## Prompt
Your task is to repeat the entries word for word while leaving out the pictures.

□ □ □ □

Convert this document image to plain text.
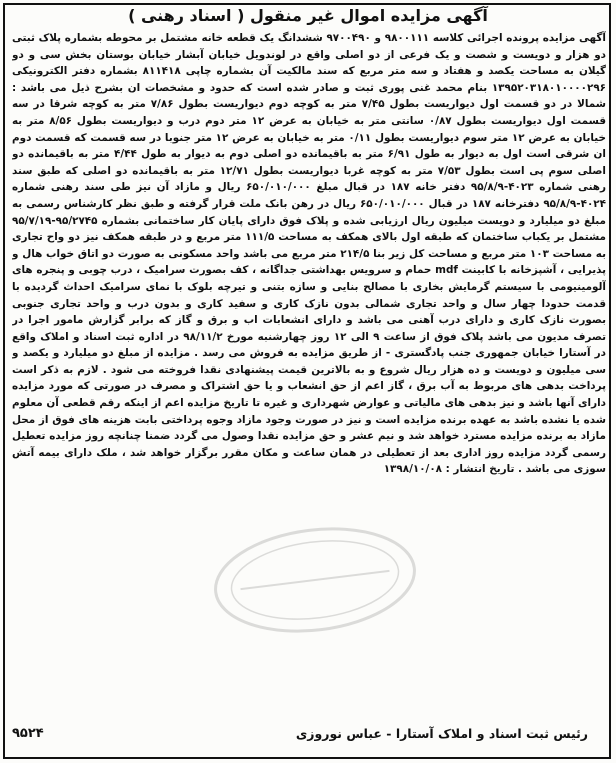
آگهی مزایده اموال غیر منقول ( اسناد رهنی )
آگهی مزایده پرونده اجرائی کلاسه ۹۸۰۰۱۱۱ و ۹۷۰۰۴۹۰ ششدانگ یک قطعه خانه مشتمل بر محوطه بشماره پلاک ثبتی دو هزار و دویست و شصت و یک فرعی از دو اصلی واقع در لوندویل خیابان آبشار خیابان بوستان بخش سی و دو گیلان به مساحت یکصد و هفتاد و سه متر مربع که سند مالکیت آن بشماره چاپی ۸۱۱۴۱۸ بشماره دفتر الکترونیکی ۱۳۹۵۲۰۳۱۸۰۱۰۰۰۰۲۹۶ بنام محمد غنی پوری ثبت و صادر شده است که حدود و مشخصات ان بشرح ذیل می باشد : شمالا در دو قسمت اول دیواریست بطول ۷/۴۵ متر به کوچه دوم دیواریست بطول ۷/۸۶ متر به کوچه شرقا در سه قسمت اول دیواریست بطول ۰/۸۷ سانتی متر به خیابان به عرض ۱۲ متر دوم درب و دیواریست بطول ۸/۵۶ متر به خیابان به عرض ۱۲ متر سوم دیواریست بطول ۰/۱۱ متر به خیابان به عرض ۱۲ متر جنوبا در سه قسمت که قسمت دوم ان شرقی است اول به دیوار به طول ۶/۹۱ متر به باقیمانده دو اصلی دوم به دیوار به طول ۴/۴۴ متر به باقیمانده دو اصلی سوم پی است بطول ۷/۵۳ متر به کوچه غربا دیواریست بطول ۱۲/۷۱ متر به باقیمانده دو اصلی که طبق سند رهنی شماره ۴۰۲۳-۹۵/۸/۹ دفتر خانه ۱۸۷ در قبال مبلغ ۶۵۰/۰۱۰/۰۰۰ ریال و مازاد آن نیز طی سند رهنی شماره ۴۰۲۴-۹۵/۸/۹ دفترخانه ۱۸۷ در قبال ۶۵۰/۰۱۰/۰۰۰ ریال در رهن بانک ملت قرار گرفته و طبق نظر کارشناس رسمی به مبلغ دو میلیارد و دویست میلیون ریال ارزیابی شده و پلاک فوق دارای پایان کار ساختمانی بشماره ۹۵/۲۷۴۵-۹۵/۷/۱۹ مشتمل بر یکباب ساختمان که طبقه اول بالای همکف به مساحت ۱۱۱/۵ متر مربع و در طبقه همکف نیز دو واح تجاری به مساحت ۱۰۳ متر مربع و مساحت کل زیر بنا ۲۱۴/۵ متر مربع می باشد واحد مسکونی به صورت دو اتاق خواب هال و پذیرایی ، آشپزخانه با کابینت mdf حمام و سرویس بهداشتی جداگانه ، کف بصورت سرامیک ، درب چوبی و پنجره های آلومینیومی با سیستم گرمایش بخاری با مصالح بنایی و سازه بتنی و تیرچه بلوک با نمای سرامیک احداث گردیده با قدمت حدودا چهار سال و واحد تجاری شمالی بدون نازک کاری و سفید کاری و بدون درب و واحد تجاری جنوبی بصورت نازک کاری و دارای درب آهنی می باشد و دارای انشعابات اب و برق و گاز که برابر گزارش مامور اجرا در تصرف مدیون می باشد پلاک فوق از ساعت ۹ الی ۱۲ روز چهارشنبه مورخ ۹۸/۱۱/۲ در اداره ثبت اسناد و املاک واقع در آستارا خیابان جمهوری جنب پادگستری - از طریق مزایده به فروش می رسد . مزایده از مبلغ دو میلیارد و یکصد و سی میلیون و دویست و ده هزار ریال شروع و به بالاترین قیمت پیشنهادی نقدا فروخته می شود . لازم به ذکر است پرداخت بدهی های مربوط به آب برق ، گاز اعم از حق انشعاب و یا حق اشتراک و مصرف در صورتی که مورد مزایده دارای آنها باشد و نیز بدهی های مالیاتی و عوارض شهرداری و غیره تا تاریخ مزایده اعم از اینکه رقم قطعی آن معلوم شده یا نشده باشد به عهده برنده مزایده است و نیز در صورت وجود مازاد وجوه پرداختی بابت هزینه های فوق از محل مازاد به برنده مزایده مسترد خواهد شد و نیم عشر و حق مزایده نقدا وصول می گردد ضمنا چنانچه روز مزایده تعطیل رسمی گردد مزایده روز اداری بعد از تعطیلی در همان ساعت و مکان مقرر برگزار خواهد شد ، ملک دارای بیمه آتش سوزی می باشد . تاریخ انتشار : ۱۳۹۸/۱۰/۰۸
رئیس ثبت اسناد و املاک آستارا - عباس نوروزی
۹۵۲۴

□ □ □ □

## Solution to the exercise
Convert this document image to plain text.
آگهی مزایده اموال غیر منقول ( اسناد رهنی )
آگهی مزایده پرونده اجرائی کلاسه ۹۸۰۰۱۱۱ و ۹۷۰۰۴۹۰ ششدانگ یک قطعه خانه مشتمل بر محوطه بشماره پلاک ثبتی دو هزار و دویست و شصت و یک فرعی از دو اصلی واقع در لوندویل خیابان آبشار خیابان بوستان بخش سی و دو گیلان به مساحت یکصد و هفتاد و سه متر مربع که سند مالکیت آن بشماره چاپی ۸۱۱۴۱۸ بشماره دفتر الکترونیکی ۱۳۹۵۲۰۳۱۸۰۱۰۰۰۰۲۹۶ بنام محمد غنی پوری ثبت و صادر شده است که حدود و مشخصات ان بشرح ذیل می باشد : شمالا در دو قسمت اول دیواریست بطول ۷/۴۵ متر به کوچه دوم دیواریست بطول ۷/۸۶ متر به کوچه شرقا در سه قسمت اول دیواریست بطول ۰/۸۷ سانتی متر به خیابان به عرض ۱۲ متر دوم درب و دیواریست بطول ۸/۵۶ متر به خیابان به عرض ۱۲ متر سوم دیواریست بطول ۰/۱۱ متر به خیابان به عرض ۱۲ متر جنوبا در سه قسمت که قسمت دوم ان شرقی است اول به دیوار به طول ۶/۹۱ متر به باقیمانده دو اصلی دوم به دیوار به طول ۴/۴۴ متر به باقیمانده دو اصلی سوم پی است بطول ۷/۵۳ متر به کوچه غربا دیواریست بطول ۱۲/۷۱ متر به باقیمانده دو اصلی که طبق سند رهنی شماره ۴۰۲۳-۹۵/۸/۹ دفتر خانه ۱۸۷ در قبال مبلغ ۶۵۰/۰۱۰/۰۰۰ ریال و مازاد آن نیز طی سند رهنی شماره ۴۰۲۴-۹۵/۸/۹ دفترخانه ۱۸۷ در قبال ۶۵۰/۰۱۰/۰۰۰ ریال در رهن بانک ملت قرار گرفته و طبق نظر کارشناس رسمی به مبلغ دو میلیارد و دویست میلیون ریال ارزیابی شده و پلاک فوق دارای پایان کار ساختمانی بشماره ۹۵/۲۷۴۵-۹۵/۷/۱۹ مشتمل بر یکباب ساختمان که طبقه اول بالای همکف به مساحت ۱۱۱/۵ متر مربع و در طبقه همکف نیز دو واح تجاری به مساحت ۱۰۳ متر مربع و مساحت کل زیر بنا ۲۱۴/۵ متر مربع می باشد واحد مسکونی به صورت دو اتاق خواب هال و پذیرایی ، آشپزخانه با کابینت mdf حمام و سرویس بهداشتی جداگانه ، کف بصورت سرامیک ، درب چوبی و پنجره های آلومینیومی با سیستم گرمایش بخاری با مصالح بنایی و سازه بتنی و تیرچه بلوک با نمای سرامیک احداث گردیده با قدمت حدودا چهار سال و واحد تجاری شمالی بدون نازک کاری و سفید کاری و بدون درب و واحد تجاری جنوبی بصورت نازک کاری و دارای درب آهنی می باشد و دارای انشعابات اب و برق و گاز که برابر گزارش مامور اجرا در تصرف مدیون می باشد پلاک فوق از ساعت ۹ الی ۱۲ روز چهارشنبه مورخ ۹۸/۱۱/۲ در اداره ثبت اسناد و املاک واقع در آستارا خیابان جمهوری جنب پادگستری - از طریق مزایده به فروش می رسد . مزایده از مبلغ دو میلیارد و یکصد و سی میلیون و دویست و ده هزار ریال شروع و به بالاترین قیمت پیشنهادی نقدا فروخته می شود . لازم به ذکر است پرداخت بدهی های مربوط به آب برق ، گاز اعم از حق انشعاب و یا حق اشتراک و مصرف در صورتی که مورد مزایده دارای آنها باشد و نیز بدهی های مالیاتی و عوارض شهرداری و غیره تا تاریخ مزایده اعم از اینکه رقم قطعی آن معلوم شده یا نشده باشد به عهده برنده مزایده است و نیز در صورت وجود مازاد وجوه پرداختی بابت هزینه های فوق از محل مازاد به برنده مزایده مسترد خواهد شد و نیم عشر و حق مزایده نقدا وصول می گردد ضمنا چنانچه روز مزایده تعطیل رسمی گردد مزایده روز اداری بعد از تعطیلی در همان ساعت و مکان مقرر برگزار خواهد شد ، ملک دارای بیمه آتش سوزی می باشد . تاریخ انتشار : ۱۳۹۸/۱۰/۰۸
رئیس ثبت اسناد و املاک آستارا - عباس نوروزی
۹۵۲۴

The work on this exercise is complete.